§ Actions demandées
(a) D'après le texte à lire, quelles sont les choses qui agissent sur les habitants des provinces reculées lorsqu'ils hésitent à sortir de leur cercle ou s'assoupissent dans leur retraite ? Citez-les toutes.
(b) Répondez à ces questions sur le texte à lire :
(i) Dans quelles maisons le portrait de Napoléon a-t-il été trouvé ?
(ii) Dans quelle région se trouve l'île où un corps d'officiers répétait les refrains des chants nationaux français ?
(iii) De quelles révolutions les marchands ont-ils parlé ?

§ Texte à lire
——————
Mais pourquoi nous plaindre de cet échange de formes surannées contre des modes nouvelles ? Tout cela n’est que le signe extérieur du mouvement d’idées qui passe des villes influentes aux villes passives. Les habitans de ces provinces reculées tournent dans l’isolement leurs regards vers les pays lointains dont ils comprennent le pouvoir, dont ils subissent l’ascendant ; s’ils hésitent à sortir de leur cercle habituel, il y a là une sorte de force magnétique qui les attire ; s’ils s’assoupissent dans le silence de leur retraite, il y a là une voix éloquente qui les réveille, un cri populaire qui les ébranle, un chant de poète qui les attendrit. Peu à peu ils en viennent à s’associer à la vie du peuple dont l’activité les préoccupe, car ils sentent que là est la vie du monde entier ; ils applaudissent à sa gloire, ils chantent ses conquêtes. Soyons fiers de l’empire que la France exerce sur ces hommes du nord ; ce n’est plus comme au XVIIIe siècle l’empire d’un caprice de cour, mais celui de la pensée. D’une des limites de la Norvége à l’autre, dans la maison du prêtre comme dans celle du paysan, j’ai trouvé le portrait de Napoléon. J’ai vu dans une île de Finmark tout un corps d’officiers répéter avec émotion les refrains de nos chants nationaux, et lorsque les marchands qui nous donnaient asile le long de la route ont parlé de la révolution de 89 et de la révolution de juillet, on eût dit, à les entendre raconter dans tous leurs détails ces deux phases de notre histoire, qu’ils racontaient l’histoire de leur propre nation.
——————
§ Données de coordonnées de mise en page
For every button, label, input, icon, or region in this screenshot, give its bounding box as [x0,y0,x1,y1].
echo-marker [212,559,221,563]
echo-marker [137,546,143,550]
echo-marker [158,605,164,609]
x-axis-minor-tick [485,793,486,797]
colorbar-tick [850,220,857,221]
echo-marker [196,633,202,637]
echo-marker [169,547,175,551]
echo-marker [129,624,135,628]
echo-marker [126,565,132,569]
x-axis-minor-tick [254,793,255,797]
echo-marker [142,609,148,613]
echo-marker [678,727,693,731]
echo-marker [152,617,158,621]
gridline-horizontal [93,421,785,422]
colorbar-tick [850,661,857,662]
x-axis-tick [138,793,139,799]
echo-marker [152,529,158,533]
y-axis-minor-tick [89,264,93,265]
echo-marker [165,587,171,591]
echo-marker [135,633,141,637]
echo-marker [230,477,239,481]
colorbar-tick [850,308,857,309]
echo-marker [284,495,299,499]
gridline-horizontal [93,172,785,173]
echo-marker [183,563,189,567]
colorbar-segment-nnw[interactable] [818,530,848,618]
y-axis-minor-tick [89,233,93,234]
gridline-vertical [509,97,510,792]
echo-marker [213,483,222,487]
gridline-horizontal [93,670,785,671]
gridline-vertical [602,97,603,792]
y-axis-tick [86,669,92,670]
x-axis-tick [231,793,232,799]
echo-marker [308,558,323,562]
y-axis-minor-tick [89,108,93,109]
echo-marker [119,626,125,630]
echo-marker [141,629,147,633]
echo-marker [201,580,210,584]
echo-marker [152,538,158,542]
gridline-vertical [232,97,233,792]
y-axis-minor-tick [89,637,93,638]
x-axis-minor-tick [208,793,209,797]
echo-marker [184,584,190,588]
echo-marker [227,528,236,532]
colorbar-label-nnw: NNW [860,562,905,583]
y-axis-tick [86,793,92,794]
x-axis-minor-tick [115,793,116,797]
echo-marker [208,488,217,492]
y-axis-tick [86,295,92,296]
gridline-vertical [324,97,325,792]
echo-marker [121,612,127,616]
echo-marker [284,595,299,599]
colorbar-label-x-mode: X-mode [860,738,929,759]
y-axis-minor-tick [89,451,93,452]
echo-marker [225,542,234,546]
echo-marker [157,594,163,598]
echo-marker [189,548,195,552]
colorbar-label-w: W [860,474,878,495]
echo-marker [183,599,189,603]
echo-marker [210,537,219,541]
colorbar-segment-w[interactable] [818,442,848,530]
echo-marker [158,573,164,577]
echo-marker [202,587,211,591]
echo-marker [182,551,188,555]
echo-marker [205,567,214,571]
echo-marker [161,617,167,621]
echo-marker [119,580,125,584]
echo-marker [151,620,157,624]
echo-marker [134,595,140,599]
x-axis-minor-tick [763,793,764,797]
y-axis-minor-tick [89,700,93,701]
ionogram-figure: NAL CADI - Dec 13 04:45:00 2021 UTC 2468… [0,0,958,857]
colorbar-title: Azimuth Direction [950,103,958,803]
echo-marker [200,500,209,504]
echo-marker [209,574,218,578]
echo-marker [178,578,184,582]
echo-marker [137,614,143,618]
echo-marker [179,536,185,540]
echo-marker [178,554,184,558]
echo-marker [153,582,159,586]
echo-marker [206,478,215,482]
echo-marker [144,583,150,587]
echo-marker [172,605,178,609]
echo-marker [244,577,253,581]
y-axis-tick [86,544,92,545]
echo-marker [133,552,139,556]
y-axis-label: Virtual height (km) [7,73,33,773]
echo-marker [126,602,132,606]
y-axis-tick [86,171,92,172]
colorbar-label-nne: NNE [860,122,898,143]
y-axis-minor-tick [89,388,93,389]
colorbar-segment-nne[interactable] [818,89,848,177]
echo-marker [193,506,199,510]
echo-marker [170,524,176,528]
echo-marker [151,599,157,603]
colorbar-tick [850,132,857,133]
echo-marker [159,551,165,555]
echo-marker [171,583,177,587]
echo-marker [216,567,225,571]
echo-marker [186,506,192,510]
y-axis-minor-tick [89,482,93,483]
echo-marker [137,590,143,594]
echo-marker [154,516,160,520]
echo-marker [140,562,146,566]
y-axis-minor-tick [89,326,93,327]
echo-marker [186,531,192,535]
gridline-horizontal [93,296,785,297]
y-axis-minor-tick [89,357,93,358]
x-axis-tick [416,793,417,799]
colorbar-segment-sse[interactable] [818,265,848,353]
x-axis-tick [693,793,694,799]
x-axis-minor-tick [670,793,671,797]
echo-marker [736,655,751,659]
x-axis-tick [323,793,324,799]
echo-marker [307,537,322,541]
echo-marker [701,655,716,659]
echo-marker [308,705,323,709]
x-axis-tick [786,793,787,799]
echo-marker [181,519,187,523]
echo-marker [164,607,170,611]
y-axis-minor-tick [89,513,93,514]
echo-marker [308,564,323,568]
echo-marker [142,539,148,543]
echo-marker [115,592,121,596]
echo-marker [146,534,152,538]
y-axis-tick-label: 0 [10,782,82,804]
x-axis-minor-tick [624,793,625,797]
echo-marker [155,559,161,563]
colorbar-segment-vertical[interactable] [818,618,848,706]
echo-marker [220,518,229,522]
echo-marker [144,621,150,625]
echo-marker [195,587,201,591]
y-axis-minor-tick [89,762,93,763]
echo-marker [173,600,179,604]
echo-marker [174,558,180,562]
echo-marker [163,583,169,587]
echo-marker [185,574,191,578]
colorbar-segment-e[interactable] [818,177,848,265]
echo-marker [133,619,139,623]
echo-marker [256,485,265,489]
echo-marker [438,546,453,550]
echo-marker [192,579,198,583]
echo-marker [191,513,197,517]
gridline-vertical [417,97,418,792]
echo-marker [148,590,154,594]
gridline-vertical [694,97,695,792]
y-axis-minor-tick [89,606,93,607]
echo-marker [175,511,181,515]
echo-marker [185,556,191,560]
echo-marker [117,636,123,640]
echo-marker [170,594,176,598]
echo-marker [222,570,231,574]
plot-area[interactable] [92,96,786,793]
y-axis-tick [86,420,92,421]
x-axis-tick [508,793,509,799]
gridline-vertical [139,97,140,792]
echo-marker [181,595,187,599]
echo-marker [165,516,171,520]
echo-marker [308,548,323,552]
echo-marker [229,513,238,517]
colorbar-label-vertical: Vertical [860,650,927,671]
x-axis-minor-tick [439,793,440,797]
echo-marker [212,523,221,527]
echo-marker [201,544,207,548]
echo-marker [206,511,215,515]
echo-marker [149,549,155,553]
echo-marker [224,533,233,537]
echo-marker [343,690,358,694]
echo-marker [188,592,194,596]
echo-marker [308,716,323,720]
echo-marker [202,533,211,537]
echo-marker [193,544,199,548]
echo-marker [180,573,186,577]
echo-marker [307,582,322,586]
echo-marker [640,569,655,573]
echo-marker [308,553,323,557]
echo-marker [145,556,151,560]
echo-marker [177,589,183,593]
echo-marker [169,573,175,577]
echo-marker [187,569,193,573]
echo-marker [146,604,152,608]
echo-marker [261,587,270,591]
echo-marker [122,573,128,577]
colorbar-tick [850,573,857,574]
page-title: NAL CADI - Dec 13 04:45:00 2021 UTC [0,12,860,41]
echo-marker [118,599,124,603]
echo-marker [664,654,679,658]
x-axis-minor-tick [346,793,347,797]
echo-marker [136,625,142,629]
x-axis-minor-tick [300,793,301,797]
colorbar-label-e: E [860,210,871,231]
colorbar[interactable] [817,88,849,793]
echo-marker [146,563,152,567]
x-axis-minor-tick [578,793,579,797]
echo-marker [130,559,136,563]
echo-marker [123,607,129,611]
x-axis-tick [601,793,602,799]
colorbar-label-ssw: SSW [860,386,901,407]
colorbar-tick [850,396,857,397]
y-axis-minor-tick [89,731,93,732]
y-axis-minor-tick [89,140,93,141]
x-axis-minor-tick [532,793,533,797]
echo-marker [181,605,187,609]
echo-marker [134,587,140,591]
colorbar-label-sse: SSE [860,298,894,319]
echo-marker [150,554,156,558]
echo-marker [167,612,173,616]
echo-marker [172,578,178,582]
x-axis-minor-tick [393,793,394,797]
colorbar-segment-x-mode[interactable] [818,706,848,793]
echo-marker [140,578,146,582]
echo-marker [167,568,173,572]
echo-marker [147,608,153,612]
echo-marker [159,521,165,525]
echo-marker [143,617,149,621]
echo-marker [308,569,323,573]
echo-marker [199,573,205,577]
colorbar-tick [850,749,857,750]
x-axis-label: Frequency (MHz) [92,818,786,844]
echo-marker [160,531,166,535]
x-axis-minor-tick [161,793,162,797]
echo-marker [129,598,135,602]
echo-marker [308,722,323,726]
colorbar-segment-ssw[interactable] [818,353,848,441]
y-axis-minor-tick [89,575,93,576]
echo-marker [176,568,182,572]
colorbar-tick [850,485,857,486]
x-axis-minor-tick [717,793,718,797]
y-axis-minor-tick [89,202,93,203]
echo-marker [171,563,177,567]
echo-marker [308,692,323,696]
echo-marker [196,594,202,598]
——————
§ Les résultats
(a)
- une sorte de force magnétique
- une voix éloquente
- un cri populaire
- un chant de poète

(b)
(i) Dans la maison du prêtre comme dans celle du paysan.
(ii) Dans le Finmark.
(iii) De la révolution de 89 et de la révolution de juillet.